* Task to carry out *
Every entry below must appear again, exactly as written.

* Stored records *
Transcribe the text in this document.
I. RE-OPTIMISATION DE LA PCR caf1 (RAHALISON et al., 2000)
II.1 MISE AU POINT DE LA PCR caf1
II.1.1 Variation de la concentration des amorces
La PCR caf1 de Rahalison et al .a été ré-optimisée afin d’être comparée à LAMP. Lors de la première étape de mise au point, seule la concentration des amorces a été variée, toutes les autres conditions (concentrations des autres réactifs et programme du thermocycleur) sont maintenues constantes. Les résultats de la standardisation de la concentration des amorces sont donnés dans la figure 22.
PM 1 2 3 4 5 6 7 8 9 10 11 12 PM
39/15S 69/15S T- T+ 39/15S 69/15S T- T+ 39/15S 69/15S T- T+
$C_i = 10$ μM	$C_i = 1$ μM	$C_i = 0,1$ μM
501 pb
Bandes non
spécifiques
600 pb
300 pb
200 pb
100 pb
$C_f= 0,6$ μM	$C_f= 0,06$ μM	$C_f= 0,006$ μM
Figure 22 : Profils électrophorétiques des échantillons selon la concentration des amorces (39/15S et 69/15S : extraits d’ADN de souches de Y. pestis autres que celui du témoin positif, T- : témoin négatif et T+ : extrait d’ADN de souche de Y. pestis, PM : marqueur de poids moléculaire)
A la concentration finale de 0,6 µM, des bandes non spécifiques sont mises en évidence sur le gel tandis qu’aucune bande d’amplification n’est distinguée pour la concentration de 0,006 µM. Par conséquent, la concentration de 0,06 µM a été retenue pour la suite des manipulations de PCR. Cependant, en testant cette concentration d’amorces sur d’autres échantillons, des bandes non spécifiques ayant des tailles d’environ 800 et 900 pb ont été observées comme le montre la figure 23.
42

* Right answer *
Transcribe the text in this document.
I. RE-OPTIMISATION DE LA PCR caf1 (RAHALISON et al., 2000)
II.1 MISE AU POINT DE LA PCR caf1
II.1.1 Variation de la concentration des amorces
La PCR caf1 de Rahalison et al .a été ré-optimisée afin d’être comparée à LAMP. Lors de la première étape de mise au point, seule la concentration des amorces a été variée, toutes les autres conditions (concentrations des autres réactifs et programme du thermocycleur) sont maintenues constantes. Les résultats de la standardisation de la concentration des amorces sont donnés dans la figure 22.
PM 1 2 3 4 5 6 7 8 9 10 11 12 PM
39/15S 69/15S T- T+ 39/15S 69/15S T- T+ 39/15S 69/15S T- T+
$C_i = 10$ μM	$C_i = 1$ μM	$C_i = 0,1$ μM
501 pb
Bandes non
spécifiques
600 pb
300 pb
200 pb
100 pb
$C_f= 0,6$ μM	$C_f= 0,06$ μM	$C_f= 0,006$ μM
Figure 22 : Profils électrophorétiques des échantillons selon la concentration des amorces (39/15S et 69/15S : extraits d’ADN de souches de Y. pestis autres que celui du témoin positif, T- : témoin négatif et T+ : extrait d’ADN de souche de Y. pestis, PM : marqueur de poids moléculaire)
A la concentration finale de 0,6 µM, des bandes non spécifiques sont mises en évidence sur le gel tandis qu’aucune bande d’amplification n’est distinguée pour la concentration de 0,006 µM. Par conséquent, la concentration de 0,06 µM a été retenue pour la suite des manipulations de PCR. Cependant, en testant cette concentration d’amorces sur d’autres échantillons, des bandes non spécifiques ayant des tailles d’environ 800 et 900 pb ont été observées comme le montre la figure 23.
42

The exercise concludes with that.